- _DESCRIPTION OF THE TASK_
Return, word for word, every line that follows.

- _DATA TO PROCESS_
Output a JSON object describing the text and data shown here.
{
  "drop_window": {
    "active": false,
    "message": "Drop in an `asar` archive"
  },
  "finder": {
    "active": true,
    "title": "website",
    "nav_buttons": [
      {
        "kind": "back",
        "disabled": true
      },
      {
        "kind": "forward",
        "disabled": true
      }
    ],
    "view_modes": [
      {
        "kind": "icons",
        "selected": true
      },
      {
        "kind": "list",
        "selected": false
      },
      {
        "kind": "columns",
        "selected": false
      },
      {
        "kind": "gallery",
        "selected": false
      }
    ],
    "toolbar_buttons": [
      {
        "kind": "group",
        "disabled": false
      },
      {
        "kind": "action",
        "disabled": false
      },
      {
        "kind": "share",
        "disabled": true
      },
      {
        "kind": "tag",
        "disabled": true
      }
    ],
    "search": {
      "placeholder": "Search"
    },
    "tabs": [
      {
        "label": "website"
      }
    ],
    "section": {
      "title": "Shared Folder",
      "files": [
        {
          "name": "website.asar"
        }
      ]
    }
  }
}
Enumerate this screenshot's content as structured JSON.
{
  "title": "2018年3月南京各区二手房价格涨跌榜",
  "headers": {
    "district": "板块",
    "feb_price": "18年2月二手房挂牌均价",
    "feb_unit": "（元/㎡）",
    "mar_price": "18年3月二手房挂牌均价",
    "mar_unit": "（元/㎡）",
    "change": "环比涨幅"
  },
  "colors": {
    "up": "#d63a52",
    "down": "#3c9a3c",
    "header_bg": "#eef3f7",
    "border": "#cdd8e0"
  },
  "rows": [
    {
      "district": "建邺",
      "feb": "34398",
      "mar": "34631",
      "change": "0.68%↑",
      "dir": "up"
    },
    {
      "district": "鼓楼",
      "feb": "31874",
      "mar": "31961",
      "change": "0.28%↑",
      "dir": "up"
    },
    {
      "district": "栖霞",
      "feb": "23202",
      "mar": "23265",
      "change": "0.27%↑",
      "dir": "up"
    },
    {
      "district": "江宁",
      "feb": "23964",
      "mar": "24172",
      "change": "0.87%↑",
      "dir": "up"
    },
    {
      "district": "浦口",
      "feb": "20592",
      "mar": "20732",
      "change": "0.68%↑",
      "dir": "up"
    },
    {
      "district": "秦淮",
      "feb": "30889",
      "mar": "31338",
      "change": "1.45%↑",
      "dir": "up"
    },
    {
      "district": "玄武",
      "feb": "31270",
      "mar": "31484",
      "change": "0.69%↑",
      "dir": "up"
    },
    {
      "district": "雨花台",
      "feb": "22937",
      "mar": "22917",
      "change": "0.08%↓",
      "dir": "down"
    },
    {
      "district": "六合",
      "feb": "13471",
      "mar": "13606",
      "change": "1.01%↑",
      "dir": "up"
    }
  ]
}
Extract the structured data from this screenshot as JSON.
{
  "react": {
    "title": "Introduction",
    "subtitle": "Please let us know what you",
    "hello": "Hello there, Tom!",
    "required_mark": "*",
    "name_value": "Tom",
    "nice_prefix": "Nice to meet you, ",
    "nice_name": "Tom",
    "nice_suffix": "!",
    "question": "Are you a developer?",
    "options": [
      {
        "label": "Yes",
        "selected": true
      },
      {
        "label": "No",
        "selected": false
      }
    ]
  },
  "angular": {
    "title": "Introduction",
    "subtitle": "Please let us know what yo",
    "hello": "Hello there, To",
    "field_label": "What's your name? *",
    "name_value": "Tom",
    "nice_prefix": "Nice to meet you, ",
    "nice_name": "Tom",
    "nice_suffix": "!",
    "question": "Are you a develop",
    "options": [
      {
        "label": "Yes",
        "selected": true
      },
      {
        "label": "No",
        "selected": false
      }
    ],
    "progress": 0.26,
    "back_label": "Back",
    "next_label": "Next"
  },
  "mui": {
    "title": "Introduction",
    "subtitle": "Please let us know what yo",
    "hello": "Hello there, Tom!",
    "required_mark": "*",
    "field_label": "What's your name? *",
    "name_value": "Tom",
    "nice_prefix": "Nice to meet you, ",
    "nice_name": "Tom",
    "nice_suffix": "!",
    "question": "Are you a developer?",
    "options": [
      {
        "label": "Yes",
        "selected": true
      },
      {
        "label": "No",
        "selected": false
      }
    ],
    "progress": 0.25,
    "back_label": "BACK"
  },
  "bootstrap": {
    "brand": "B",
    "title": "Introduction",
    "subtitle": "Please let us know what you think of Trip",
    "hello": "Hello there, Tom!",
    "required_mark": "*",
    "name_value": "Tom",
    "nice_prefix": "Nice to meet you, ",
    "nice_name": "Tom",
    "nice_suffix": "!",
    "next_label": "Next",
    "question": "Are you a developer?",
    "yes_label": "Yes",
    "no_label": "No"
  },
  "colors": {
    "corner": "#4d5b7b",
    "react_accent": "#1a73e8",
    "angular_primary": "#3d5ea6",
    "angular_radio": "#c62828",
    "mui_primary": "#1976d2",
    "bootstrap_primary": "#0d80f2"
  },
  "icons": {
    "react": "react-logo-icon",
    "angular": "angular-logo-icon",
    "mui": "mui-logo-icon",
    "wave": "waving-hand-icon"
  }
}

- _SOLUTION TO THE PROBLEM_
Output a JSON object describing the text and data shown here.
{
  "drop_window": {
    "active": false,
    "message": "Drop in an `asar` archive"
  },
  "finder": {
    "active": true,
    "title": "website",
    "nav_buttons": [
      {
        "kind": "back",
        "disabled": true
      },
      {
        "kind": "forward",
        "disabled": true
      }
    ],
    "view_modes": [
      {
        "kind": "icons",
        "selected": true
      },
      {
        "kind": "list",
        "selected": false
      },
      {
        "kind": "columns",
        "selected": false
      },
      {
        "kind": "gallery",
        "selected": false
      }
    ],
    "toolbar_buttons": [
      {
        "kind": "group",
        "disabled": false
      },
      {
        "kind": "action",
        "disabled": false
      },
      {
        "kind": "share",
        "disabled": true
      },
      {
        "kind": "tag",
        "disabled": true
      }
    ],
    "search": {
      "placeholder": "Search"
    },
    "tabs": [
      {
        "label": "website"
      }
    ],
    "section": {
      "title": "Shared Folder",
      "files": [
        {
          "name": "website.asar"
        }
      ]
    }
  }
}
Enumerate this screenshot's content as structured JSON.
{
  "title": "2018年3月南京各区二手房价格涨跌榜",
  "headers": {
    "district": "板块",
    "feb_price": "18年2月二手房挂牌均价",
    "feb_unit": "（元/㎡）",
    "mar_price": "18年3月二手房挂牌均价",
    "mar_unit": "（元/㎡）",
    "change": "环比涨幅"
  },
  "colors": {
    "up": "#d63a52",
    "down": "#3c9a3c",
    "header_bg": "#eef3f7",
    "border": "#cdd8e0"
  },
  "rows": [
    {
      "district": "建邺",
      "feb": "34398",
      "mar": "34631",
      "change": "0.68%↑",
      "dir": "up"
    },
    {
      "district": "鼓楼",
      "feb": "31874",
      "mar": "31961",
      "change": "0.28%↑",
      "dir": "up"
    },
    {
      "district": "栖霞",
      "feb": "23202",
      "mar": "23265",
      "change": "0.27%↑",
      "dir": "up"
    },
    {
      "district": "江宁",
      "feb": "23964",
      "mar": "24172",
      "change": "0.87%↑",
      "dir": "up"
    },
    {
      "district": "浦口",
      "feb": "20592",
      "mar": "20732",
      "change": "0.68%↑",
      "dir": "up"
    },
    {
      "district": "秦淮",
      "feb": "30889",
      "mar": "31338",
      "change": "1.45%↑",
      "dir": "up"
    },
    {
      "district": "玄武",
      "feb": "31270",
      "mar": "31484",
      "change": "0.69%↑",
      "dir": "up"
    },
    {
      "district": "雨花台",
      "feb": "22937",
      "mar": "22917",
      "change": "0.08%↓",
      "dir": "down"
    },
    {
      "district": "六合",
      "feb": "13471",
      "mar": "13606",
      "change": "1.01%↑",
      "dir": "up"
    }
  ]
}
Extract the structured data from this screenshot as JSON.
{
  "react": {
    "title": "Introduction",
    "subtitle": "Please let us know what you",
    "hello": "Hello there, Tom!",
    "required_mark": "*",
    "name_value": "Tom",
    "nice_prefix": "Nice to meet you, ",
    "nice_name": "Tom",
    "nice_suffix": "!",
    "question": "Are you a developer?",
    "options": [
      {
        "label": "Yes",
        "selected": true
      },
      {
        "label": "No",
        "selected": false
      }
    ]
  },
  "angular": {
    "title": "Introduction",
    "subtitle": "Please let us know what yo",
    "hello": "Hello there, To",
    "field_label": "What's your name? *",
    "name_value": "Tom",
    "nice_prefix": "Nice to meet you, ",
    "nice_name": "Tom",
    "nice_suffix": "!",
    "question": "Are you a develop",
    "options": [
      {
        "label": "Yes",
        "selected": true
      },
      {
        "label": "No",
        "selected": false
      }
    ],
    "progress": 0.26,
    "back_label": "Back",
    "next_label": "Next"
  },
  "mui": {
    "title": "Introduction",
    "subtitle": "Please let us know what yo",
    "hello": "Hello there, Tom!",
    "required_mark": "*",
    "field_label": "What's your name? *",
    "name_value": "Tom",
    "nice_prefix": "Nice to meet you, ",
    "nice_name": "Tom",
    "nice_suffix": "!",
    "question": "Are you a developer?",
    "options": [
      {
        "label": "Yes",
        "selected": true
      },
      {
        "label": "No",
        "selected": false
      }
    ],
    "progress": 0.25,
    "back_label": "BACK"
  },
  "bootstrap": {
    "brand": "B",
    "title": "Introduction",
    "subtitle": "Please let us know what you think of Trip",
    "hello": "Hello there, Tom!",
    "required_mark": "*",
    "name_value": "Tom",
    "nice_prefix": "Nice to meet you, ",
    "nice_name": "Tom",
    "nice_suffix": "!",
    "next_label": "Next",
    "question": "Are you a developer?",
    "yes_label": "Yes",
    "no_label": "No"
  },
  "colors": {
    "corner": "#4d5b7b",
    "react_accent": "#1a73e8",
    "angular_primary": "#3d5ea6",
    "angular_radio": "#c62828",
    "mui_primary": "#1976d2",
    "bootstrap_primary": "#0d80f2"
  },
  "icons": {
    "react": "react-logo-icon",
    "angular": "angular-logo-icon",
    "mui": "mui-logo-icon",
    "wave": "waving-hand-icon"
  }
}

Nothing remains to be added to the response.